• [WHAT THE TASK REQUIRES]: Pick out each line containing the string "image".
┌────────
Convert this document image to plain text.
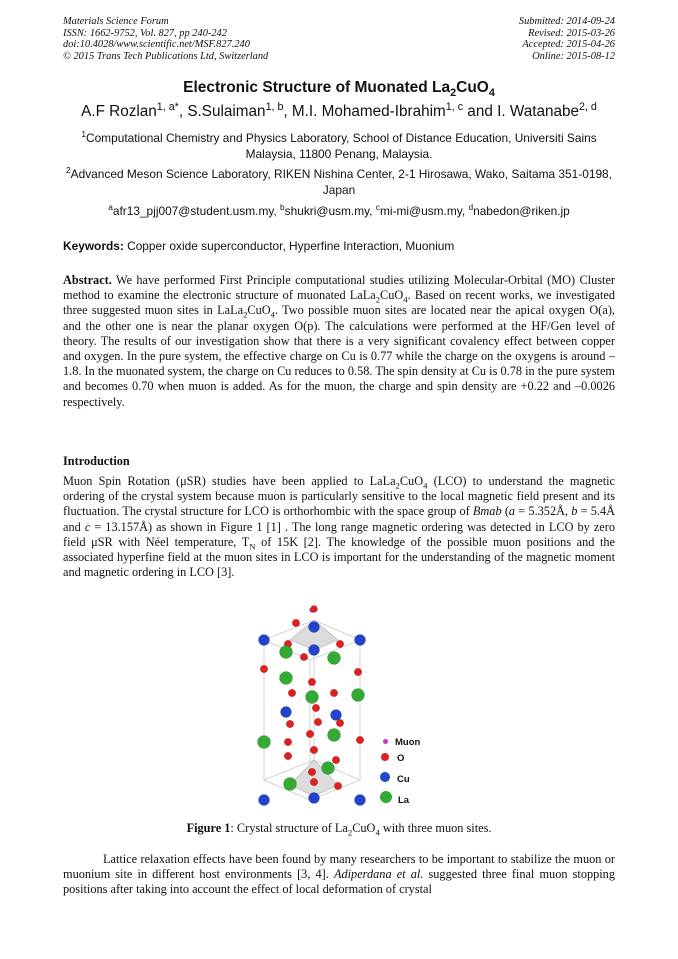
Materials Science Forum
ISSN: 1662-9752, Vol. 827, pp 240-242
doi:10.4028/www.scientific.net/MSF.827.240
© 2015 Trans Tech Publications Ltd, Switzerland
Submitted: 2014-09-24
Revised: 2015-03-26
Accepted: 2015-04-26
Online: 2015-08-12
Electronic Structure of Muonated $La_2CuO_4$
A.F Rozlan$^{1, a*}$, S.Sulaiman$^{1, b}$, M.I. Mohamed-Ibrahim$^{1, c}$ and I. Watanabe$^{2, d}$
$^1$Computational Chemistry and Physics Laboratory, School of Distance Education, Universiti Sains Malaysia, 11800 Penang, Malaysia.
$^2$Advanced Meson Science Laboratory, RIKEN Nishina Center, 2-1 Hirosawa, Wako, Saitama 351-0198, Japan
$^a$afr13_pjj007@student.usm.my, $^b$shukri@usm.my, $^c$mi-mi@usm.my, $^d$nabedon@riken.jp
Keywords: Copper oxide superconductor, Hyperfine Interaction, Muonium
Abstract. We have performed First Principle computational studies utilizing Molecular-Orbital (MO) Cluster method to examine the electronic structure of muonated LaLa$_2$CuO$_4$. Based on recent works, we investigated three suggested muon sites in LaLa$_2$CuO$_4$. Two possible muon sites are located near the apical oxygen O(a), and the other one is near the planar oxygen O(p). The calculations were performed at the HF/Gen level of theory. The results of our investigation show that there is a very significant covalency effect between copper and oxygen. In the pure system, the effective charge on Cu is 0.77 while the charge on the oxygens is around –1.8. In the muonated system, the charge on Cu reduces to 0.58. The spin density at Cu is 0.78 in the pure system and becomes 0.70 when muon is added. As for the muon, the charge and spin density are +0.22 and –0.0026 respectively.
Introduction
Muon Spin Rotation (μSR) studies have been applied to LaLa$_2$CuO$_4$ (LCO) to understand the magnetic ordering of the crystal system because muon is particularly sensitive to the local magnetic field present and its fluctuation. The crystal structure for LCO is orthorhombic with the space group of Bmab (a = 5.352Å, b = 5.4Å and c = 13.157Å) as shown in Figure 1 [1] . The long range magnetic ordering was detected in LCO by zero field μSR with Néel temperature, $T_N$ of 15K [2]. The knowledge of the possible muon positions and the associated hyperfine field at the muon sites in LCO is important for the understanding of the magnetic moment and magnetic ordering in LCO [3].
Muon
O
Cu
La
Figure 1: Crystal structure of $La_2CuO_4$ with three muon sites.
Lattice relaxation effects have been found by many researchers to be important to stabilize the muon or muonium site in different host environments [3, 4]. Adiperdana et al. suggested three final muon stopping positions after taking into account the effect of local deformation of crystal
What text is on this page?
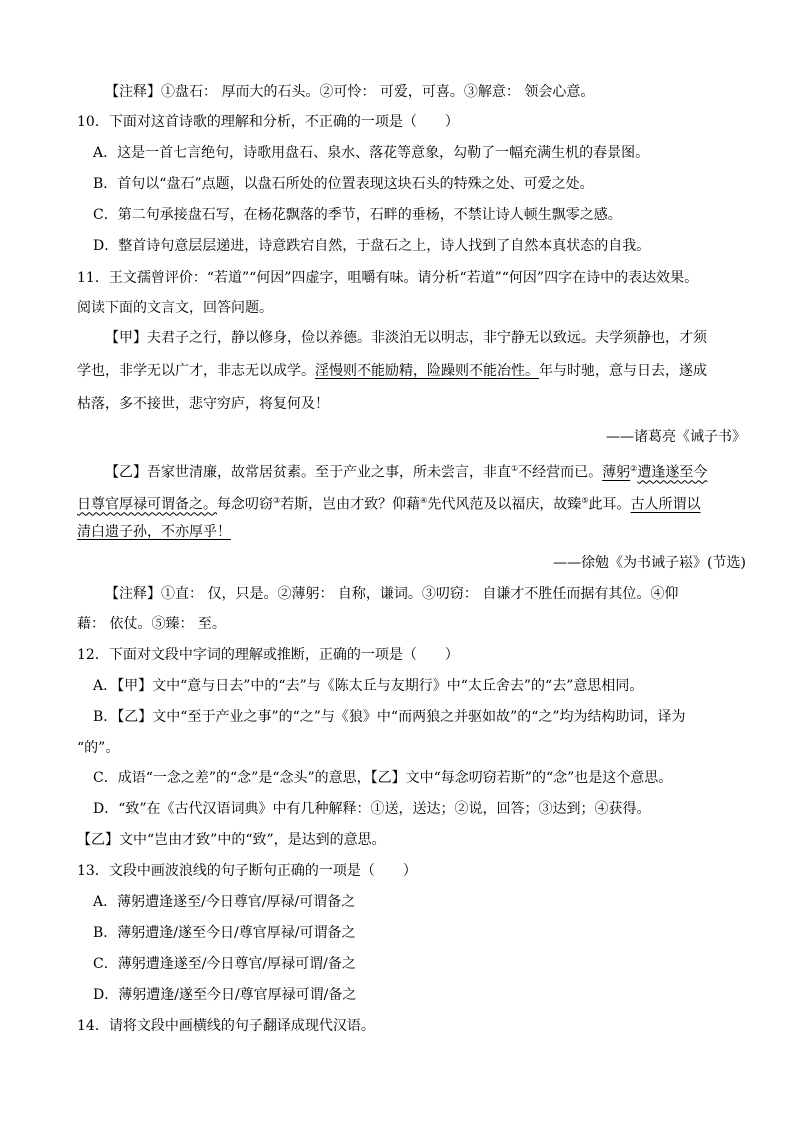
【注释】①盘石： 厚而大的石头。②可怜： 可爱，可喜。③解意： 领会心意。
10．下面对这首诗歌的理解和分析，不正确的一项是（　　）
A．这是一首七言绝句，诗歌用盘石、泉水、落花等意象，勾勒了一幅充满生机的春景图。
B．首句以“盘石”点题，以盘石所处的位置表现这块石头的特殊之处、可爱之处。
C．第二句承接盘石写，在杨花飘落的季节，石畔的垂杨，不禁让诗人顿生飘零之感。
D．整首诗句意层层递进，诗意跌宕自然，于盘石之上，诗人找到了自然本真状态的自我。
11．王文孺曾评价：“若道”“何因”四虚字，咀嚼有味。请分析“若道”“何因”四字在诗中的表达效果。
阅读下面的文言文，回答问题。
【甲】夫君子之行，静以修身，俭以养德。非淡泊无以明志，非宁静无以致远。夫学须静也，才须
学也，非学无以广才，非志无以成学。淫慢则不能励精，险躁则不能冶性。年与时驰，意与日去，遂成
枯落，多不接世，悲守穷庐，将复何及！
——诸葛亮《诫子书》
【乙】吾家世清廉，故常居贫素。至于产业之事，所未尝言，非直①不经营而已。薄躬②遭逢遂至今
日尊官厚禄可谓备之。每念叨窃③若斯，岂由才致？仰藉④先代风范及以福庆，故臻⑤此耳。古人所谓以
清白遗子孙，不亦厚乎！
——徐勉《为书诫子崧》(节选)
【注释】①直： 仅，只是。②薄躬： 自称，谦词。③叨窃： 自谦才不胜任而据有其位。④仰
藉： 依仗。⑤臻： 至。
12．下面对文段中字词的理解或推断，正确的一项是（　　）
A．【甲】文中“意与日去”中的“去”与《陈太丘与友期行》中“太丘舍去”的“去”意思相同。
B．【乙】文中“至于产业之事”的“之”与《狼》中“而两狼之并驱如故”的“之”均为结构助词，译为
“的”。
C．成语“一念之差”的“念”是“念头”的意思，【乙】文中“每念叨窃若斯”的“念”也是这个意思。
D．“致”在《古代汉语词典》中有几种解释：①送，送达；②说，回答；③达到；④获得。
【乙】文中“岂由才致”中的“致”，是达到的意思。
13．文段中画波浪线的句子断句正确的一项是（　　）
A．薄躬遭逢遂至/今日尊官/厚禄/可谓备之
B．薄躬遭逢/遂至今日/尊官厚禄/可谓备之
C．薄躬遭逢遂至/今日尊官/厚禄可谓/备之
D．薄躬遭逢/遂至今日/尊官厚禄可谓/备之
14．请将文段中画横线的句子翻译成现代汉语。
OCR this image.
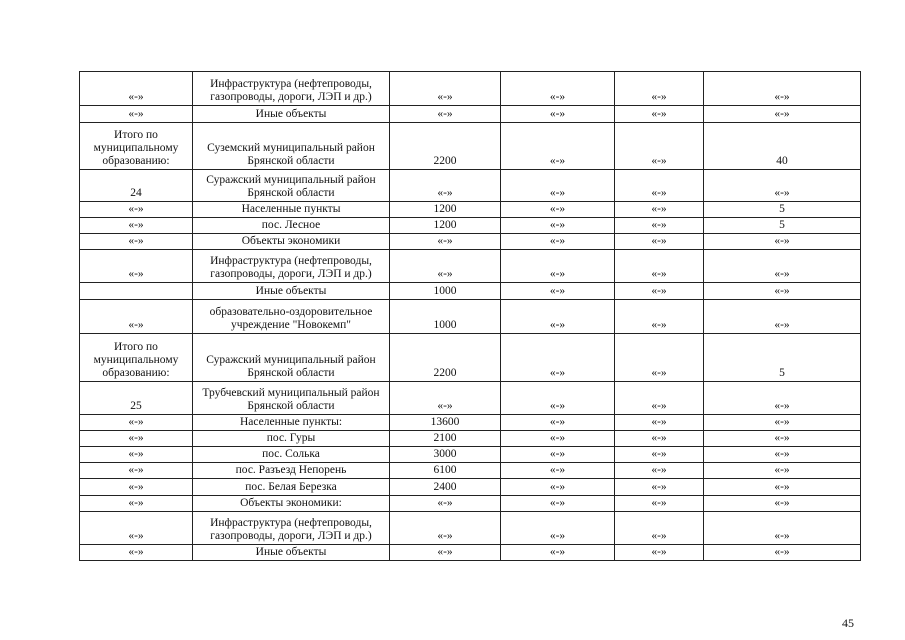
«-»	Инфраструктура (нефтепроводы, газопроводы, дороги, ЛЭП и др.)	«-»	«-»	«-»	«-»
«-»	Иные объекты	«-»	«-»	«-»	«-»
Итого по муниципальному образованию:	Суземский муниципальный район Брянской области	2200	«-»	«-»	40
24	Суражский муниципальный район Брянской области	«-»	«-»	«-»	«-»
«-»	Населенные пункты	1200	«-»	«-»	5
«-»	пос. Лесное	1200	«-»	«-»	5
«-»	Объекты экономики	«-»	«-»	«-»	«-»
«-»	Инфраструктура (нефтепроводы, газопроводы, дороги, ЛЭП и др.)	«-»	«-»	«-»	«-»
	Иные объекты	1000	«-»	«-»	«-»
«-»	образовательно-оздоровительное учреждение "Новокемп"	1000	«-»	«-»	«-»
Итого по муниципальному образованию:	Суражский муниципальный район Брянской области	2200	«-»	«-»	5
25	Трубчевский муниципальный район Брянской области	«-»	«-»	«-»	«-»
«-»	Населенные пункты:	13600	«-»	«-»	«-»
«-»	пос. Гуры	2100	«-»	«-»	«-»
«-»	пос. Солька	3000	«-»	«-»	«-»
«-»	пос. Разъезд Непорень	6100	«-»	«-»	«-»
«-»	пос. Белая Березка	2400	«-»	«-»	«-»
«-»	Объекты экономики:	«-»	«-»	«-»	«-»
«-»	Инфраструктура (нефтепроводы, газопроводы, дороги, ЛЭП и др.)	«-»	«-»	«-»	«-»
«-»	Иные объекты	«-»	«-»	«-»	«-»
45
└────────
• [OUTPUT OF THE EXERCISE]:
Convert this document image to plain text.
OCR this image.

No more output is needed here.